# Goal
Write out all entries word for word.

Data items
==========
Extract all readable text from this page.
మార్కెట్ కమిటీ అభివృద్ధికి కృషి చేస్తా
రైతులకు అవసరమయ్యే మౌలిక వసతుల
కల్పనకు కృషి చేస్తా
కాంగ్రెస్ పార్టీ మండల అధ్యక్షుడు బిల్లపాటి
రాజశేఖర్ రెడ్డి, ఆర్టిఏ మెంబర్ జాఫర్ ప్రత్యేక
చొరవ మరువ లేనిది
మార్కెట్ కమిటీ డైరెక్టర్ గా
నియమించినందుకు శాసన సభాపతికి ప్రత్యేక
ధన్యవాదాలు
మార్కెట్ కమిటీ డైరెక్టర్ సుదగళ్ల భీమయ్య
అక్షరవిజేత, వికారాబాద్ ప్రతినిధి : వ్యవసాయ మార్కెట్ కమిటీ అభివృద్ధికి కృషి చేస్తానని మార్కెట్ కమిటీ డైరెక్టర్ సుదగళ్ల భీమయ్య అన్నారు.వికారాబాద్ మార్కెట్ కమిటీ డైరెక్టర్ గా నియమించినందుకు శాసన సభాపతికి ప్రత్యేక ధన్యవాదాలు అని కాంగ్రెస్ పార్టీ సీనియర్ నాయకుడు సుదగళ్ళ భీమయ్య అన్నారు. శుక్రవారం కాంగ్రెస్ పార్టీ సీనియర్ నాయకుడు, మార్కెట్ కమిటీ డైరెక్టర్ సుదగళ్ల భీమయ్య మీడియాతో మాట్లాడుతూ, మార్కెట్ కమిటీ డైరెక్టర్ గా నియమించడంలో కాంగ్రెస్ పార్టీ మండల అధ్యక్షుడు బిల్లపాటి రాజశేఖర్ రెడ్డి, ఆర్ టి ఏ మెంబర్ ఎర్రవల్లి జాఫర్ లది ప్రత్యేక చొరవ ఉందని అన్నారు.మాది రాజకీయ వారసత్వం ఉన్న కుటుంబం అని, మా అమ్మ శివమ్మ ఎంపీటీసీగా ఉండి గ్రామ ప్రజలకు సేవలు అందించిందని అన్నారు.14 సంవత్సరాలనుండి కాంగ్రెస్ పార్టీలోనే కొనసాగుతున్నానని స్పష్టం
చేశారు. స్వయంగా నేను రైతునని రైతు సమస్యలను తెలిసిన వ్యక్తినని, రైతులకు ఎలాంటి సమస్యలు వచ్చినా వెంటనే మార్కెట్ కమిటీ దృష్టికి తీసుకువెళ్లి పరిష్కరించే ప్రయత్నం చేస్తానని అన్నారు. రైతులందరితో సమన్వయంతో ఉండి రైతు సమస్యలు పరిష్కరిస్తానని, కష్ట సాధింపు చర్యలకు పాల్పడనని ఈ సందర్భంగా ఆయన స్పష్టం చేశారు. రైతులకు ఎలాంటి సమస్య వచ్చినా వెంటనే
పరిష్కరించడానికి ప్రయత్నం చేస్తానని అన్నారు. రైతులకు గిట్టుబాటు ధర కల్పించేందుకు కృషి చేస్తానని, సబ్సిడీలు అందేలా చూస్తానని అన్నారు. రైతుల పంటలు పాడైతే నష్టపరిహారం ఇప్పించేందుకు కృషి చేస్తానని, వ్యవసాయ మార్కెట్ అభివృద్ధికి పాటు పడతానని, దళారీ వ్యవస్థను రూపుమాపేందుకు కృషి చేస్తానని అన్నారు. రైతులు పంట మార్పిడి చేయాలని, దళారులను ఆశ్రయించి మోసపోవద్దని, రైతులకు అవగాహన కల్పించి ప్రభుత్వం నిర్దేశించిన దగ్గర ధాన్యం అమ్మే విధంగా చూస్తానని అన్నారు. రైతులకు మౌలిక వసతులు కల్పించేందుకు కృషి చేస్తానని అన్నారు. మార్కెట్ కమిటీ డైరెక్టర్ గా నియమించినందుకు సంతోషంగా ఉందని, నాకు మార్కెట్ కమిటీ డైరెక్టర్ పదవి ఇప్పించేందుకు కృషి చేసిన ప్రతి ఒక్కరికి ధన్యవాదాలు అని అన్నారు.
==========
# Written reply
Extract all readable text from this page.
మార్కెట్ కమిటీ అభివృద్ధికి కృషి చేస్తా
రైతులకు అవసరమయ్యే మౌలిక వసతుల
కల్పనకు కృషి చేస్తా
కాంగ్రెస్ పార్టీ మండల అధ్యక్షుడు బిల్లపాటి
రాజశేఖర్ రెడ్డి, ఆర్టిఏ మెంబర్ జాఫర్ ప్రత్యేక
చొరవ మరువ లేనిది
మార్కెట్ కమిటీ డైరెక్టర్ గా
నియమించినందుకు శాసన సభాపతికి ప్రత్యేక
ధన్యవాదాలు
మార్కెట్ కమిటీ డైరెక్టర్ సుదగళ్ల భీమయ్య
అక్షరవిజేత, వికారాబాద్ ప్రతినిధి : వ్యవసాయ మార్కెట్ కమిటీ అభివృద్ధికి కృషి చేస్తానని మార్కెట్ కమిటీ డైరెక్టర్ సుదగళ్ల భీమయ్య అన్నారు.వికారాబాద్ మార్కెట్ కమిటీ డైరెక్టర్ గా నియమించినందుకు శాసన సభాపతికి ప్రత్యేక ధన్యవాదాలు అని కాంగ్రెస్ పార్టీ సీనియర్ నాయకుడు సుదగళ్ళ భీమయ్య అన్నారు. శుక్రవారం కాంగ్రెస్ పార్టీ సీనియర్ నాయకుడు, మార్కెట్ కమిటీ డైరెక్టర్ సుదగళ్ల భీమయ్య మీడియాతో మాట్లాడుతూ, మార్కెట్ కమిటీ డైరెక్టర్ గా నియమించడంలో కాంగ్రెస్ పార్టీ మండల అధ్యక్షుడు బిల్లపాటి రాజశేఖర్ రెడ్డి, ఆర్ టి ఏ మెంబర్ ఎర్రవల్లి జాఫర్ లది ప్రత్యేక చొరవ ఉందని అన్నారు.మాది రాజకీయ వారసత్వం ఉన్న కుటుంబం అని, మా అమ్మ శివమ్మ ఎంపీటీసీగా ఉండి గ్రామ ప్రజలకు సేవలు అందించిందని అన్నారు.14 సంవత్సరాలనుండి కాంగ్రెస్ పార్టీలోనే కొనసాగుతున్నానని స్పష్టం
చేశారు. స్వయంగా నేను రైతునని రైతు సమస్యలను తెలిసిన వ్యక్తినని, రైతులకు ఎలాంటి సమస్యలు వచ్చినా వెంటనే మార్కెట్ కమిటీ దృష్టికి తీసుకువెళ్లి పరిష్కరించే ప్రయత్నం చేస్తానని అన్నారు. రైతులందరితో సమన్వయంతో ఉండి రైతు సమస్యలు పరిష్కరిస్తానని, కష్ట సాధింపు చర్యలకు పాల్పడనని ఈ సందర్భంగా ఆయన స్పష్టం చేశారు. రైతులకు ఎలాంటి సమస్య వచ్చినా వెంటనే
పరిష్కరించడానికి ప్రయత్నం చేస్తానని అన్నారు. రైతులకు గిట్టుబాటు ధర కల్పించేందుకు కృషి చేస్తానని, సబ్సిడీలు అందేలా చూస్తానని అన్నారు. రైతుల పంటలు పాడైతే నష్టపరిహారం ఇప్పించేందుకు కృషి చేస్తానని, వ్యవసాయ మార్కెట్ అభివృద్ధికి పాటు పడతానని, దళారీ వ్యవస్థను రూపుమాపేందుకు కృషి చేస్తానని అన్నారు. రైతులు పంట మార్పిడి చేయాలని, దళారులను ఆశ్రయించి మోసపోవద్దని, రైతులకు అవగాహన కల్పించి ప్రభుత్వం నిర్దేశించిన దగ్గర ధాన్యం అమ్మే విధంగా చూస్తానని అన్నారు. రైతులకు మౌలిక వసతులు కల్పించేందుకు కృషి చేస్తానని అన్నారు. మార్కెట్ కమిటీ డైరెక్టర్ గా నియమించినందుకు సంతోషంగా ఉందని, నాకు మార్కెట్ కమిటీ డైరెక్టర్ పదవి ఇప్పించేందుకు కృషి చేసిన ప్రతి ఒక్కరికి ధన్యవాదాలు అని అన్నారు.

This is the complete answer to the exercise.